PROBLEM STATEMENT.
Pull out every line below and copy each one word for word.

Annotated region lists.
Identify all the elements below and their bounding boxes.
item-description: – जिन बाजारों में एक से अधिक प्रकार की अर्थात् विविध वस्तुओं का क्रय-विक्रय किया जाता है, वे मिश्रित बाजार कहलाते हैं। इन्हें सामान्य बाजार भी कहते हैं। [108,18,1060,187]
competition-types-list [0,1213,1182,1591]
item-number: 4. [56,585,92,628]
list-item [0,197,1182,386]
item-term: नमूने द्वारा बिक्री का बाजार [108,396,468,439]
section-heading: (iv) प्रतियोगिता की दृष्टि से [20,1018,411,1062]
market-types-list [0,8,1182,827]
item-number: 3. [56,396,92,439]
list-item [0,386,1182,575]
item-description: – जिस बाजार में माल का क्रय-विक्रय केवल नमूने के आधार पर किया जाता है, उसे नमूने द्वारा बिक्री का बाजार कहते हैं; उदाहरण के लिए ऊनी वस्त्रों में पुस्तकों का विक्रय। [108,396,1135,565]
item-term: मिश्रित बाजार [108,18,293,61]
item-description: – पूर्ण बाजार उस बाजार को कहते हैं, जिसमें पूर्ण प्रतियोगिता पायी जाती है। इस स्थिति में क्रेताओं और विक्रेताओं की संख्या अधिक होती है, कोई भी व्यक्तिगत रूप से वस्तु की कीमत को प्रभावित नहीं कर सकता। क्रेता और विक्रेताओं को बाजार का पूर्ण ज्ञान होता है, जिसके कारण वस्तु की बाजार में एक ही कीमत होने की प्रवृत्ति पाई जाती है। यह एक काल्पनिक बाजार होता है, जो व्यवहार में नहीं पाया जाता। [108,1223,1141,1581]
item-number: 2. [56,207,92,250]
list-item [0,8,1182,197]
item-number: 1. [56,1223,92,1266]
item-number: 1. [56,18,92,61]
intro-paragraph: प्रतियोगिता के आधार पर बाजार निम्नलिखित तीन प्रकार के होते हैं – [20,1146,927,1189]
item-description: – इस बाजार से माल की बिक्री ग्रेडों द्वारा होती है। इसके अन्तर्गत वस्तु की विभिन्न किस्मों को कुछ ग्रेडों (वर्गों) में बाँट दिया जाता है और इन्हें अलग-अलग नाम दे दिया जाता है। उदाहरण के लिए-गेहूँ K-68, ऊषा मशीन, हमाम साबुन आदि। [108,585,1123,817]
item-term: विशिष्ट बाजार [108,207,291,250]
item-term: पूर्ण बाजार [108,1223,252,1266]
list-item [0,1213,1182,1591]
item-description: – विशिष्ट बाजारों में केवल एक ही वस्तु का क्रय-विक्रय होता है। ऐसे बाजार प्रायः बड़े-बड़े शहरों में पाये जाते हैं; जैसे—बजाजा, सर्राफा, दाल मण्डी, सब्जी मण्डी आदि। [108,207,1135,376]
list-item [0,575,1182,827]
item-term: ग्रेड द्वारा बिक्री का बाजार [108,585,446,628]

OUTPUT OF THE TASK.
Identify all the elements below and their bounding boxes.
item-description: – जिन बाजारों में एक से अधिक प्रकार की अर्थात् विविध वस्तुओं का क्रय-विक्रय किया जाता है, वे मिश्रित बाजार कहलाते हैं। इन्हें सामान्य बाजार भी कहते हैं। [108,18,1060,187]
competition-types-list [0,1213,1182,1591]
item-number: 4. [56,585,92,628]
list-item [0,197,1182,386]
item-term: नमूने द्वारा बिक्री का बाजार [108,396,468,439]
section-heading: (iv) प्रतियोगिता की दृष्टि से [20,1018,411,1062]
market-types-list [0,8,1182,827]
item-number: 3. [56,396,92,439]
list-item [0,386,1182,575]
item-description: – जिस बाजार में माल का क्रय-विक्रय केवल नमूने के आधार पर किया जाता है, उसे नमूने द्वारा बिक्री का बाजार कहते हैं; उदाहरण के लिए ऊनी वस्त्रों में पुस्तकों का विक्रय। [108,396,1135,565]
item-term: मिश्रित बाजार [108,18,293,61]
item-description: – पूर्ण बाजार उस बाजार को कहते हैं, जिसमें पूर्ण प्रतियोगिता पायी जाती है। इस स्थिति में क्रेताओं और विक्रेताओं की संख्या अधिक होती है, कोई भी व्यक्तिगत रूप से वस्तु की कीमत को प्रभावित नहीं कर सकता। क्रेता और विक्रेताओं को बाजार का पूर्ण ज्ञान होता है, जिसके कारण वस्तु की बाजार में एक ही कीमत होने की प्रवृत्ति पाई जाती है। यह एक काल्पनिक बाजार होता है, जो व्यवहार में नहीं पाया जाता। [108,1223,1141,1581]
item-number: 2. [56,207,92,250]
list-item [0,8,1182,197]
item-number: 1. [56,1223,92,1266]
item-number: 1. [56,18,92,61]
intro-paragraph: प्रतियोगिता के आधार पर बाजार निम्नलिखित तीन प्रकार के होते हैं – [20,1146,927,1189]
item-description: – इस बाजार से माल की बिक्री ग्रेडों द्वारा होती है। इसके अन्तर्गत वस्तु की विभिन्न किस्मों को कुछ ग्रेडों (वर्गों) में बाँट दिया जाता है और इन्हें अलग-अलग नाम दे दिया जाता है। उदाहरण के लिए-गेहूँ K-68, ऊषा मशीन, हमाम साबुन आदि। [108,585,1123,817]
item-term: विशिष्ट बाजार [108,207,291,250]
item-term: पूर्ण बाजार [108,1223,252,1266]
list-item [0,1213,1182,1591]
item-description: – विशिष्ट बाजारों में केवल एक ही वस्तु का क्रय-विक्रय होता है। ऐसे बाजार प्रायः बड़े-बड़े शहरों में पाये जाते हैं; जैसे—बजाजा, सर्राफा, दाल मण्डी, सब्जी मण्डी आदि। [108,207,1135,376]
list-item [0,575,1182,827]
item-term: ग्रेड द्वारा बिक्री का बाजार [108,585,446,628]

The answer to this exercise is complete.